- _DIRECTIONS FOR THIS TASK_
Please copy the lines word for word, starting at the first line and ending at the line that contains "a8-step-3-item xyxy=(717,1026,1353,1125)".

Records from a data source
========

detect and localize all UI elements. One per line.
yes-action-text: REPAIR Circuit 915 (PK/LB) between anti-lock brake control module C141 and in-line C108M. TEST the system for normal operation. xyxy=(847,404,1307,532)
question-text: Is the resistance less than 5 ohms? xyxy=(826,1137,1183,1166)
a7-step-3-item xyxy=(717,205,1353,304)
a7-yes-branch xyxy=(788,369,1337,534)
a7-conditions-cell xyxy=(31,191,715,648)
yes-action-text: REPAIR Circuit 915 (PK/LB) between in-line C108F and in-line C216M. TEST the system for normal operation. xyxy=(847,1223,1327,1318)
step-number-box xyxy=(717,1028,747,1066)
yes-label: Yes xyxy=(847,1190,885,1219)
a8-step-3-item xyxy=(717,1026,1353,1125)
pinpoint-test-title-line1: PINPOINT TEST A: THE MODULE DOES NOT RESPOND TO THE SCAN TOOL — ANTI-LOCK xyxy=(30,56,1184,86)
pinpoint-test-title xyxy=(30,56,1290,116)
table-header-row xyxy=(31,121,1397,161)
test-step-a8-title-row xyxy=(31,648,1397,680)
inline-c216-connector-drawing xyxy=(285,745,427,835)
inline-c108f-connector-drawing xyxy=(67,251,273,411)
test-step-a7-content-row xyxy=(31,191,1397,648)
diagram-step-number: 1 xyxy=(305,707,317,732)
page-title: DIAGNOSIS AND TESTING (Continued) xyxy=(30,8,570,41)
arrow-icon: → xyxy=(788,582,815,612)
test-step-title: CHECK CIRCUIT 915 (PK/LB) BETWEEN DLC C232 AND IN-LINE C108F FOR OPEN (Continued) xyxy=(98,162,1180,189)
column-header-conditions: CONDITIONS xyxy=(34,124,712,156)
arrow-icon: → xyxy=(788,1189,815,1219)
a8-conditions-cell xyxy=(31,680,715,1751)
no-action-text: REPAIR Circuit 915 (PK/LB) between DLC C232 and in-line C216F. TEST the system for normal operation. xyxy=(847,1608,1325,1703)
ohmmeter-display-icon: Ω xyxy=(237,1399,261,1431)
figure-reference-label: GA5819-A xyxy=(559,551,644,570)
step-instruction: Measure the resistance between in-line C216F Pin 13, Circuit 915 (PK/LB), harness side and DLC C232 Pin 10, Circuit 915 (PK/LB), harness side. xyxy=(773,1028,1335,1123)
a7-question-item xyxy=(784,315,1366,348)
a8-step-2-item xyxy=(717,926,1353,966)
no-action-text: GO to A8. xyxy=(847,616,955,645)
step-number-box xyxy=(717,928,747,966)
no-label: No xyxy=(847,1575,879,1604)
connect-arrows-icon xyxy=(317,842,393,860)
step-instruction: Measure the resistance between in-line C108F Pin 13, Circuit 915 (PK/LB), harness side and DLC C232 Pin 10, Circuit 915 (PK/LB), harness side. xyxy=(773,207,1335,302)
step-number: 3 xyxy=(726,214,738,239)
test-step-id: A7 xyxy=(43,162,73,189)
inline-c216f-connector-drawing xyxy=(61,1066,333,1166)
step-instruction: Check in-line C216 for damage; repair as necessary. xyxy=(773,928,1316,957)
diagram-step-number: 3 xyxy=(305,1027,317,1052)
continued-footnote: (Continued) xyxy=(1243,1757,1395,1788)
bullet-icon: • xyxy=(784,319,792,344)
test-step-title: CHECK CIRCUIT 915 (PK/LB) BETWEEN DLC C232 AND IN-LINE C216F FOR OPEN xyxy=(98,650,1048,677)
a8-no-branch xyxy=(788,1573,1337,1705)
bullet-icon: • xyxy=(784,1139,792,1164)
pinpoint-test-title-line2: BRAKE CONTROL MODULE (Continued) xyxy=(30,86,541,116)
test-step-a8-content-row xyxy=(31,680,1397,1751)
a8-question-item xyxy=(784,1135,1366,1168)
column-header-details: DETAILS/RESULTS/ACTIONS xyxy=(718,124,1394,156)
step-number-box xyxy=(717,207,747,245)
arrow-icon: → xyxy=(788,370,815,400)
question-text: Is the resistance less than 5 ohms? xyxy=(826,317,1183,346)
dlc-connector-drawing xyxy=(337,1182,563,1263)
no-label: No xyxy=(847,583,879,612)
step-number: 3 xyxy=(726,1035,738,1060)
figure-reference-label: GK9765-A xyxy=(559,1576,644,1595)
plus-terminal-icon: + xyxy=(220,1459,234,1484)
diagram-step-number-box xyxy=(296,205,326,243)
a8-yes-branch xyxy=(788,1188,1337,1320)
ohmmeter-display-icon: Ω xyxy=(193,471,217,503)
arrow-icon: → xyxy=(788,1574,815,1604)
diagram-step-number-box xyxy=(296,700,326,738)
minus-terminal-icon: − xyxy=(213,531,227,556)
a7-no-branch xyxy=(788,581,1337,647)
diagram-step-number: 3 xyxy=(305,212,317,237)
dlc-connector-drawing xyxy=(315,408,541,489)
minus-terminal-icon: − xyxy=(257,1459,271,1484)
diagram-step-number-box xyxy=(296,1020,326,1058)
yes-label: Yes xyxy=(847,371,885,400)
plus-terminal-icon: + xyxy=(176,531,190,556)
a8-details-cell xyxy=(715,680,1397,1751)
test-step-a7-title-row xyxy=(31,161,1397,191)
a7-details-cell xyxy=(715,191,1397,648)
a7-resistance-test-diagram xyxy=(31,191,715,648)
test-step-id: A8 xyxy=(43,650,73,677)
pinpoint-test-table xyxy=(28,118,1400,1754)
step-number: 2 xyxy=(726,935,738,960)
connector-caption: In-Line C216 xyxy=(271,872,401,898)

========

- _SOLUTION_
detect and localize all UI elements. One per line.
yes-action-text: REPAIR Circuit 915 (PK/LB) between anti-lock brake control module C141 and in-line C108M. TEST the system for normal operation. xyxy=(847,404,1307,532)
question-text: Is the resistance less than 5 ohms? xyxy=(826,1137,1183,1166)
a7-step-3-item xyxy=(717,205,1353,304)
a7-yes-branch xyxy=(788,369,1337,534)
a7-conditions-cell xyxy=(31,191,715,648)
yes-action-text: REPAIR Circuit 915 (PK/LB) between in-line C108F and in-line C216M. TEST the system for normal operation. xyxy=(847,1223,1327,1318)
step-number-box xyxy=(717,1028,747,1066)
yes-label: Yes xyxy=(847,1190,885,1219)
a8-step-3-item xyxy=(717,1026,1353,1125)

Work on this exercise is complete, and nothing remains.